Aufgabe: Ändere im Forumstext über EM im Teich den Abschnitt von "Also z.Z. haben" bis "dann abgekeschert wurden." ab, indem du "Goldies" durch "Goldfischen" ersetzt, und gib ihn vollständig wieder.

Textauszug:

Andreas, bei mir hat die EMa - Herstellung  bisher immer gut geklappt, mit Ph-Werten zwischen 3,4 und 3,6, in einem selbstgefertigten Fermentierer. Mit der vorgeschriebenen Menge an Zuckerrohrmelasse ist die EMa in 7 Tagen fertig, bei einer Reduzierung der Melasse um 20% dauert es 8-9 Tage.

Mit lieben Grüßen aus Paros
Elfriede


----------



## Elfriede (2. Sep. 2007)

*AW: EM im Teich*

Hallo Andreas, 

da Du bisher scheinbar der einzige, erfolgreiche EM-Anwender hier im Forum bist, habe ich mir noch einmal Deine Einträge und Fotos sowie Dein Profil genauer angeschaut. Du bist technisch sehr gut ausgerüstet. Trifft das auch auf die Teiche Deiner Freunde zu, die ebenfalls mit EM-Technologie arbeiten?Interessant für mich wäre eine Antwort auf die Frage, ob Du einen Anwender kennst, der in einen völlig technikfreien Teich mit Fischen, so wie meiner, EM erfolgreich einsetzt. Weiters mache ich mir Gedanken darüber wie es mit den EM ausschaut, wenn im Teich kein Bodensubstrat und kein Filter vorhanden ist, also die üblichen  Aufwuchsflächen fehlen.

@ Barbara,

wie schaut es in Deinem Teich zur Zeit aus, hat sich die Farbe des Wassers weiter verändert? Wie schaut es seit dem EM-Einsatz mit dem Ph-Wert aus und reagieren die Fische in irgendeiner erkennbaren Form darauf? 

Mit lieben Grüßen
Elfriede


----------



## Buratino (3. Sep. 2007)

*AW: EM im Teich*

Hallo Elfriede,
sind ja gleich eine menge Fragen, werd mal versuchen alle zu beantworten.
Also z.Z. haben wir in vier Teichen mit div. Technik und z.T. großem Koibestand EM- Plus eingesetzt. Bei drei Teichen hat die übliche Menge von 1l auf 10.000l Teichwasser ausgereicht. Der Ph- Wert ist im Schnitt um 0,3- 0,6 runtergegangen. Bei mir liegt er im Moment bei 6,8. Ein Teich (ca. 5000l)
ist ohne Filterung und Lüftung mit einem Besatz von 10 Goldies, hier wurde ein halber Liter EM- A eingebracht. Nach ca. 14 Tagen verschwanden die Schwebealgen und das Wasser wurde klarer, nach einer weiteren Woche
lösten sich Schlammablagerungen vom Boden die dann abgekeschert wurden.

Datenauszug:
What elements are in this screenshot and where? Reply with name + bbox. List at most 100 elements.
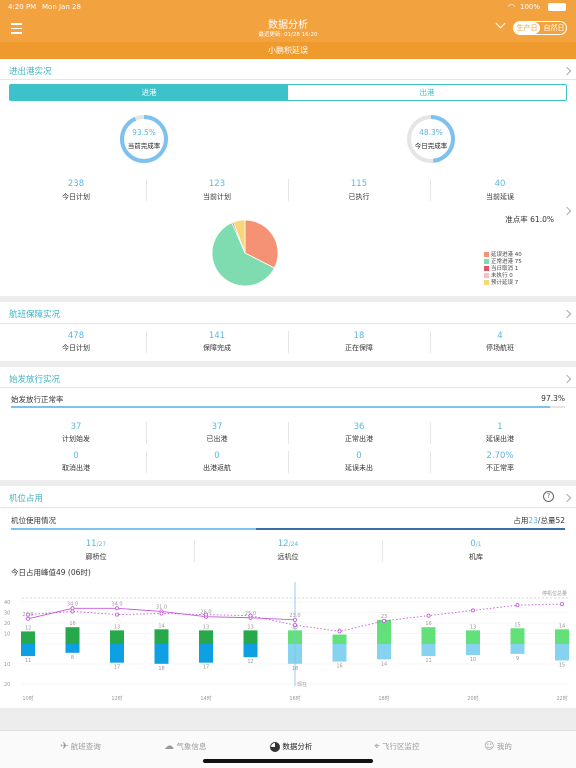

Lösung:
Also z.Z. haben wir in vier Teichen mit div. Technik und z.T. großem Koibestand EM- Plus eingesetzt. Bei drei Teichen hat die übliche Menge von 1l auf 10.000l Teichwasser ausgereicht. Der Ph- Wert ist im Schnitt um 0,3- 0,6 runtergegangen. Bei mir liegt er im Moment bei 6,8. Ein Teich (ca. 5000l)
ist ohne Filterung und Lüftung mit einem Besatz von 10 Goldfischen, hier wurde ein halber Liter EM- A eingebracht. Nach ca. 14 Tagen verschwanden die Schwebealgen und das Wasser wurde klarer, nach einer weiteren Woche
lösten sich Schlammablagerungen vom Boden die dann abgekeschert wurden.